Direction: Retype each record shown below, leaving every character as it is.

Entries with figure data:
────────────────────
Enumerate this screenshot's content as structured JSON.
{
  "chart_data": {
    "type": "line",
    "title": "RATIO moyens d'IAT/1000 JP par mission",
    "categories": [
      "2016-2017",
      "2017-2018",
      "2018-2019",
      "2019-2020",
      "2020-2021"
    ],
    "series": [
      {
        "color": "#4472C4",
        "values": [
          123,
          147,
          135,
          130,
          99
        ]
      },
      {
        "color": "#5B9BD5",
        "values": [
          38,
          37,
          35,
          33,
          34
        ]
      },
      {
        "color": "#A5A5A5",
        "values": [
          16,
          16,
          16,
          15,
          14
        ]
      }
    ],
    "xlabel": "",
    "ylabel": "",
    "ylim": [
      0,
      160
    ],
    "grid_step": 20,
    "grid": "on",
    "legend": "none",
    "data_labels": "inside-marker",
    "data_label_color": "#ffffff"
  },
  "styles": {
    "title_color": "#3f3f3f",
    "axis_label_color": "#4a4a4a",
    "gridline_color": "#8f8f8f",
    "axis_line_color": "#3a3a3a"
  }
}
────────────────────
Completed task:
Enumerate this screenshot's content as structured JSON.
{
  "chart_data": {
    "type": "line",
    "title": "RATIO moyens d'IAT/1000 JP par mission",
    "categories": [
      "2016-2017",
      "2017-2018",
      "2018-2019",
      "2019-2020",
      "2020-2021"
    ],
    "series": [
      {
        "color": "#4472C4",
        "values": [
          123,
          147,
          135,
          130,
          99
        ]
      },
      {
        "color": "#5B9BD5",
        "values": [
          38,
          37,
          35,
          33,
          34
        ]
      },
      {
        "color": "#A5A5A5",
        "values": [
          16,
          16,
          16,
          15,
          14
        ]
      }
    ],
    "xlabel": "",
    "ylabel": "",
    "ylim": [
      0,
      160
    ],
    "grid_step": 20,
    "grid": "on",
    "legend": "none",
    "data_labels": "inside-marker",
    "data_label_color": "#ffffff"
  },
  "styles": {
    "title_color": "#3f3f3f",
    "axis_label_color": "#4a4a4a",
    "gridline_color": "#8f8f8f",
    "axis_line_color": "#3a3a3a"
  }
}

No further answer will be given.